## Your task
Go through the records underneath and write each one out again exactly.

## Data extract

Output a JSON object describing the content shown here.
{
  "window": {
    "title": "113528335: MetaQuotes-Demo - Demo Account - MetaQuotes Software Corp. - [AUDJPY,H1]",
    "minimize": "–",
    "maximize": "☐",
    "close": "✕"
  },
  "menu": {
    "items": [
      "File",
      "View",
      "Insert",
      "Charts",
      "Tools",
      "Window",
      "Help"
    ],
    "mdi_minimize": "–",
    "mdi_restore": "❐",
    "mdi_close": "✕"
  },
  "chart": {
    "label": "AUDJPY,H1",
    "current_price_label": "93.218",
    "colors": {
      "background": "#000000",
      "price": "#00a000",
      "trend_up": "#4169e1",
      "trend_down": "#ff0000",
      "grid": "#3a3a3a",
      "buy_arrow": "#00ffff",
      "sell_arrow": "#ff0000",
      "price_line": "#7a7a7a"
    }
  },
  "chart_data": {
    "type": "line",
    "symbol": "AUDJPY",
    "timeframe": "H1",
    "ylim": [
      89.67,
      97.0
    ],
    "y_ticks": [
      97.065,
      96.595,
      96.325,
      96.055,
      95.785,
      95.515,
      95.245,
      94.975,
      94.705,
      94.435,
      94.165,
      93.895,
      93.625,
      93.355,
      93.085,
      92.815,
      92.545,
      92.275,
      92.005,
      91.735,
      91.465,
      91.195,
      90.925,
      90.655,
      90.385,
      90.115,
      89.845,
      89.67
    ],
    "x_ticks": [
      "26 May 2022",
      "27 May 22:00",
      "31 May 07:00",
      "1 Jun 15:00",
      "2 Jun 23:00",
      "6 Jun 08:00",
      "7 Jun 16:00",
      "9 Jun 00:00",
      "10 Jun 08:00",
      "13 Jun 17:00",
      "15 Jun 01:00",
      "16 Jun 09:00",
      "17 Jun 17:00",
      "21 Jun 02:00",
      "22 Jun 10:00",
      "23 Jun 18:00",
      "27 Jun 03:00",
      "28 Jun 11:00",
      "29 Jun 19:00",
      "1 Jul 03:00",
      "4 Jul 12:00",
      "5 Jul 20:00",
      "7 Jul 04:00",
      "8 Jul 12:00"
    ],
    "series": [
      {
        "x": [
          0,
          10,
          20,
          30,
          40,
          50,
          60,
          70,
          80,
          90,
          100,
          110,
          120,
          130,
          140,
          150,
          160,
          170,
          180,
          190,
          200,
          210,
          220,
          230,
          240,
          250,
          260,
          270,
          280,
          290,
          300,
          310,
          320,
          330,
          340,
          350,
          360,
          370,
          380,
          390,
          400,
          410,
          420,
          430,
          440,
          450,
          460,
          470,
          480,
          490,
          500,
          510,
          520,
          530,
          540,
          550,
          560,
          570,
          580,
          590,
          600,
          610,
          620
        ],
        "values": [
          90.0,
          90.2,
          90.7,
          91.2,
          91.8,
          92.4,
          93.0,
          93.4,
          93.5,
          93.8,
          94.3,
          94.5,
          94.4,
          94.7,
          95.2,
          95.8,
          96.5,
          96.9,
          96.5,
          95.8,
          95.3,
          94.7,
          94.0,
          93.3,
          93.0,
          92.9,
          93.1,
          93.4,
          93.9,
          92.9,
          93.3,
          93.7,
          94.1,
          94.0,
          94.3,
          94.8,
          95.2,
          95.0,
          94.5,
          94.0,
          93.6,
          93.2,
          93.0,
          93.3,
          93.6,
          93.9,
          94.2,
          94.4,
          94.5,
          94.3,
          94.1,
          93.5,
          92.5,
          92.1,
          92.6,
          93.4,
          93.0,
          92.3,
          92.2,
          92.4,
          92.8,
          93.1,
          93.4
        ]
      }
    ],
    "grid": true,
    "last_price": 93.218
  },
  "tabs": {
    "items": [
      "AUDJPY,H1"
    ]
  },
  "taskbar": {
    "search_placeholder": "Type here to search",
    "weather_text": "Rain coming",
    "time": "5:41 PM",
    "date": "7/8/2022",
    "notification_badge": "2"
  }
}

## Complete output
Output a JSON object describing the content shown here.
{
  "window": {
    "title": "113528335: MetaQuotes-Demo - Demo Account - MetaQuotes Software Corp. - [AUDJPY,H1]",
    "minimize": "–",
    "maximize": "☐",
    "close": "✕"
  },
  "menu": {
    "items": [
      "File",
      "View",
      "Insert",
      "Charts",
      "Tools",
      "Window",
      "Help"
    ],
    "mdi_minimize": "–",
    "mdi_restore": "❐",
    "mdi_close": "✕"
  },
  "chart": {
    "label": "AUDJPY,H1",
    "current_price_label": "93.218",
    "colors": {
      "background": "#000000",
      "price": "#00a000",
      "trend_up": "#4169e1",
      "trend_down": "#ff0000",
      "grid": "#3a3a3a",
      "buy_arrow": "#00ffff",
      "sell_arrow": "#ff0000",
      "price_line": "#7a7a7a"
    }
  },
  "chart_data": {
    "type": "line",
    "symbol": "AUDJPY",
    "timeframe": "H1",
    "ylim": [
      89.67,
      97.0
    ],
    "y_ticks": [
      97.065,
      96.595,
      96.325,
      96.055,
      95.785,
      95.515,
      95.245,
      94.975,
      94.705,
      94.435,
      94.165,
      93.895,
      93.625,
      93.355,
      93.085,
      92.815,
      92.545,
      92.275,
      92.005,
      91.735,
      91.465,
      91.195,
      90.925,
      90.655,
      90.385,
      90.115,
      89.845,
      89.67
    ],
    "x_ticks": [
      "26 May 2022",
      "27 May 22:00",
      "31 May 07:00",
      "1 Jun 15:00",
      "2 Jun 23:00",
      "6 Jun 08:00",
      "7 Jun 16:00",
      "9 Jun 00:00",
      "10 Jun 08:00",
      "13 Jun 17:00",
      "15 Jun 01:00",
      "16 Jun 09:00",
      "17 Jun 17:00",
      "21 Jun 02:00",
      "22 Jun 10:00",
      "23 Jun 18:00",
      "27 Jun 03:00",
      "28 Jun 11:00",
      "29 Jun 19:00",
      "1 Jul 03:00",
      "4 Jul 12:00",
      "5 Jul 20:00",
      "7 Jul 04:00",
      "8 Jul 12:00"
    ],
    "series": [
      {
        "x": [
          0,
          10,
          20,
          30,
          40,
          50,
          60,
          70,
          80,
          90,
          100,
          110,
          120,
          130,
          140,
          150,
          160,
          170,
          180,
          190,
          200,
          210,
          220,
          230,
          240,
          250,
          260,
          270,
          280,
          290,
          300,
          310,
          320,
          330,
          340,
          350,
          360,
          370,
          380,
          390,
          400,
          410,
          420,
          430,
          440,
          450,
          460,
          470,
          480,
          490,
          500,
          510,
          520,
          530,
          540,
          550,
          560,
          570,
          580,
          590,
          600,
          610,
          620
        ],
        "values": [
          90.0,
          90.2,
          90.7,
          91.2,
          91.8,
          92.4,
          93.0,
          93.4,
          93.5,
          93.8,
          94.3,
          94.5,
          94.4,
          94.7,
          95.2,
          95.8,
          96.5,
          96.9,
          96.5,
          95.8,
          95.3,
          94.7,
          94.0,
          93.3,
          93.0,
          92.9,
          93.1,
          93.4,
          93.9,
          92.9,
          93.3,
          93.7,
          94.1,
          94.0,
          94.3,
          94.8,
          95.2,
          95.0,
          94.5,
          94.0,
          93.6,
          93.2,
          93.0,
          93.3,
          93.6,
          93.9,
          94.2,
          94.4,
          94.5,
          94.3,
          94.1,
          93.5,
          92.5,
          92.1,
          92.6,
          93.4,
          93.0,
          92.3,
          92.2,
          92.4,
          92.8,
          93.1,
          93.4
        ]
      }
    ],
    "grid": true,
    "last_price": 93.218
  },
  "tabs": {
    "items": [
      "AUDJPY,H1"
    ]
  },
  "taskbar": {
    "search_placeholder": "Type here to search",
    "weather_text": "Rain coming",
    "time": "5:41 PM",
    "date": "7/8/2022",
    "notification_badge": "2"
  }
}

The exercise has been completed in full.